Schreib alle folgenden Einträge Zeile für Zeile unverändert ab. Die Bilder lässt du dabei weg.

ARBEITSDATEN:
──────────────────────────────
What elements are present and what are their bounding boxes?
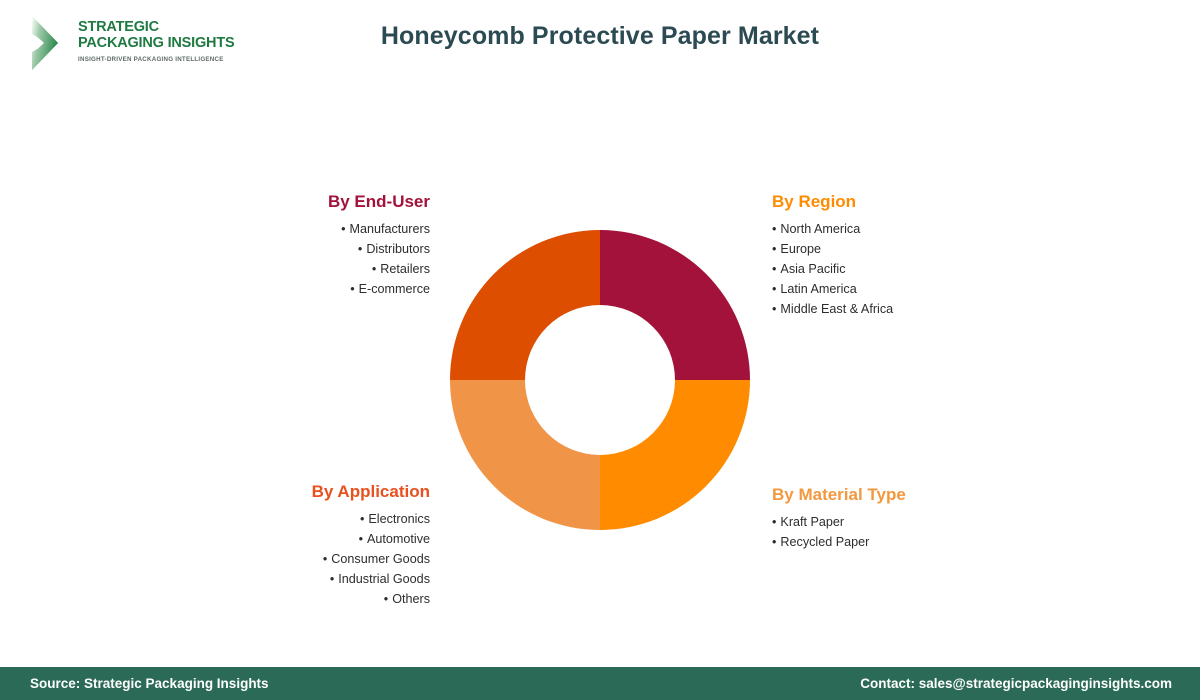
page-title: Honeycomb Protective Paper Market (0, 22, 1200, 51)
segment-title-material-type: By Material Type (772, 485, 1032, 505)
bullet-icon: • (323, 552, 327, 566)
segment-list-end-user: •Manufacturers•Distributors•Retailers•E-… (230, 219, 430, 299)
list-item-label: E-commerce (359, 282, 430, 296)
segment-block-material-type: By Material Type •Kraft Paper•Recycled P… (772, 485, 1032, 552)
list-item-label: Automotive (367, 532, 430, 546)
list-item: •Retailers (230, 259, 430, 279)
bullet-icon: • (772, 242, 776, 256)
page-header: STRATEGIC PACKAGING INSIGHTS INSIGHT-DRI… (0, 0, 1200, 100)
footer-source: Source: Strategic Packaging Insights (30, 676, 269, 691)
list-item-label: Electronics (368, 512, 430, 526)
list-item-label: Consumer Goods (331, 552, 430, 566)
list-item: •Distributors (230, 239, 430, 259)
list-item: •Industrial Goods (200, 569, 430, 589)
bullet-icon: • (341, 222, 345, 236)
list-item-label: Retailers (380, 262, 430, 276)
list-item: •Middle East & Africa (772, 299, 1032, 319)
donut-slice (600, 230, 750, 380)
bullet-icon: • (772, 515, 776, 529)
donut-chart-svg (450, 230, 750, 530)
bullet-icon: • (358, 242, 362, 256)
list-item: •Manufacturers (230, 219, 430, 239)
bullet-icon: • (372, 262, 376, 276)
donut-slice (450, 230, 600, 380)
bullet-icon: • (360, 512, 364, 526)
list-item-label: Distributors (366, 242, 430, 256)
footer-contact: Contact: sales@strategicpackaginginsight… (860, 676, 1172, 691)
list-item-label: Europe (780, 242, 821, 256)
donut-slice (600, 380, 750, 530)
list-item: •Kraft Paper (772, 512, 1032, 532)
list-item-label: Manufacturers (350, 222, 431, 236)
list-item: •Automotive (200, 529, 430, 549)
list-item-label: Asia Pacific (780, 262, 845, 276)
bullet-icon: • (772, 302, 776, 316)
bullet-icon: • (772, 282, 776, 296)
list-item-label: Latin America (780, 282, 856, 296)
page-footer: Source: Strategic Packaging Insights Con… (0, 667, 1200, 700)
bullet-icon: • (772, 535, 776, 549)
segment-title-end-user: By End-User (230, 192, 430, 212)
bullet-icon: • (772, 262, 776, 276)
donut-chart (450, 230, 750, 530)
list-item: •Asia Pacific (772, 259, 1032, 279)
bullet-icon: • (330, 572, 334, 586)
bullet-icon: • (359, 532, 363, 546)
bullet-icon: • (772, 222, 776, 236)
segment-list-application: •Electronics•Automotive•Consumer Goods•I… (200, 509, 430, 609)
logo-tagline: INSIGHT-DRIVEN PACKAGING INTELLIGENCE (78, 56, 234, 63)
segment-block-end-user: By End-User •Manufacturers•Distributors•… (230, 192, 430, 299)
list-item-label: Others (392, 592, 430, 606)
list-item-label: Recycled Paper (780, 535, 869, 549)
list-item-label: North America (780, 222, 860, 236)
segment-list-material-type: •Kraft Paper•Recycled Paper (772, 512, 1032, 552)
list-item: •Consumer Goods (200, 549, 430, 569)
list-item-label: Kraft Paper (780, 515, 844, 529)
bullet-icon: • (384, 592, 388, 606)
segment-title-application: By Application (200, 482, 430, 502)
list-item-label: Industrial Goods (338, 572, 430, 586)
bullet-icon: • (350, 282, 354, 296)
list-item: •Latin America (772, 279, 1032, 299)
list-item: •Europe (772, 239, 1032, 259)
list-item: •North America (772, 219, 1032, 239)
list-item: •Recycled Paper (772, 532, 1032, 552)
list-item: •Electronics (200, 509, 430, 529)
list-item-label: Middle East & Africa (780, 302, 893, 316)
segment-list-region: •North America•Europe•Asia Pacific•Latin… (772, 219, 1032, 319)
segment-title-region: By Region (772, 192, 1032, 212)
list-item: •Others (200, 589, 430, 609)
segment-block-region: By Region •North America•Europe•Asia Pac… (772, 192, 1032, 319)
segment-block-application: By Application •Electronics•Automotive•C… (200, 482, 430, 609)
list-item: •E-commerce (230, 279, 430, 299)
donut-slice (450, 380, 600, 530)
──────────────────────────────
LÖSUNG:
What elements are present and what are their bounding boxes?
page-title: Honeycomb Protective Paper Market (0, 22, 1200, 51)
segment-title-material-type: By Material Type (772, 485, 1032, 505)
bullet-icon: • (323, 552, 327, 566)
segment-list-end-user: •Manufacturers•Distributors•Retailers•E-… (230, 219, 430, 299)
list-item-label: E-commerce (359, 282, 430, 296)
segment-block-material-type: By Material Type •Kraft Paper•Recycled P… (772, 485, 1032, 552)
list-item-label: Automotive (367, 532, 430, 546)
list-item: •Retailers (230, 259, 430, 279)
bullet-icon: • (772, 242, 776, 256)
page-header: STRATEGIC PACKAGING INSIGHTS INSIGHT-DRI… (0, 0, 1200, 100)
footer-source: Source: Strategic Packaging Insights (30, 676, 269, 691)
list-item-label: Electronics (368, 512, 430, 526)
list-item-label: Consumer Goods (331, 552, 430, 566)
list-item: •Distributors (230, 239, 430, 259)
list-item: •Industrial Goods (200, 569, 430, 589)
bullet-icon: • (341, 222, 345, 236)
list-item-label: Retailers (380, 262, 430, 276)
list-item: •Middle East & Africa (772, 299, 1032, 319)
donut-slice (600, 230, 750, 380)
bullet-icon: • (772, 515, 776, 529)
donut-chart-svg (450, 230, 750, 530)
bullet-icon: • (358, 242, 362, 256)
list-item: •Manufacturers (230, 219, 430, 239)
bullet-icon: • (372, 262, 376, 276)
donut-slice (450, 230, 600, 380)
bullet-icon: • (360, 512, 364, 526)
list-item-label: Distributors (366, 242, 430, 256)
footer-contact: Contact: sales@strategicpackaginginsight… (860, 676, 1172, 691)
list-item-label: Europe (780, 242, 821, 256)
donut-slice (600, 380, 750, 530)
list-item: •Kraft Paper (772, 512, 1032, 532)
list-item-label: Manufacturers (350, 222, 431, 236)
list-item: •Automotive (200, 529, 430, 549)
list-item-label: Asia Pacific (780, 262, 845, 276)
bullet-icon: • (772, 302, 776, 316)
bullet-icon: • (772, 282, 776, 296)
list-item-label: Latin America (780, 282, 856, 296)
page-footer: Source: Strategic Packaging Insights Con… (0, 667, 1200, 700)
bullet-icon: • (772, 535, 776, 549)
segment-title-end-user: By End-User (230, 192, 430, 212)
bullet-icon: • (772, 262, 776, 276)
donut-chart (450, 230, 750, 530)
list-item: •Asia Pacific (772, 259, 1032, 279)
bullet-icon: • (330, 572, 334, 586)
bullet-icon: • (359, 532, 363, 546)
bullet-icon: • (772, 222, 776, 236)
segment-list-application: •Electronics•Automotive•Consumer Goods•I… (200, 509, 430, 609)
logo-tagline: INSIGHT-DRIVEN PACKAGING INTELLIGENCE (78, 56, 234, 63)
segment-block-end-user: By End-User •Manufacturers•Distributors•… (230, 192, 430, 299)
list-item-label: Others (392, 592, 430, 606)
list-item-label: Recycled Paper (780, 535, 869, 549)
list-item-label: North America (780, 222, 860, 236)
segment-list-material-type: •Kraft Paper•Recycled Paper (772, 512, 1032, 552)
list-item: •Consumer Goods (200, 549, 430, 569)
list-item-label: Kraft Paper (780, 515, 844, 529)
bullet-icon: • (384, 592, 388, 606)
segment-title-application: By Application (200, 482, 430, 502)
list-item-label: Industrial Goods (338, 572, 430, 586)
bullet-icon: • (350, 282, 354, 296)
list-item: •Latin America (772, 279, 1032, 299)
list-item: •Europe (772, 239, 1032, 259)
list-item: •North America (772, 219, 1032, 239)
list-item: •Recycled Paper (772, 532, 1032, 552)
list-item: •Electronics (200, 509, 430, 529)
list-item-label: Middle East & Africa (780, 302, 893, 316)
segment-list-region: •North America•Europe•Asia Pacific•Latin… (772, 219, 1032, 319)
segment-title-region: By Region (772, 192, 1032, 212)
list-item: •Others (200, 589, 430, 609)
segment-block-region: By Region •North America•Europe•Asia Pac… (772, 192, 1032, 319)
segment-block-application: By Application •Electronics•Automotive•C… (200, 482, 430, 609)
list-item: •E-commerce (230, 279, 430, 299)
donut-slice (450, 380, 600, 530)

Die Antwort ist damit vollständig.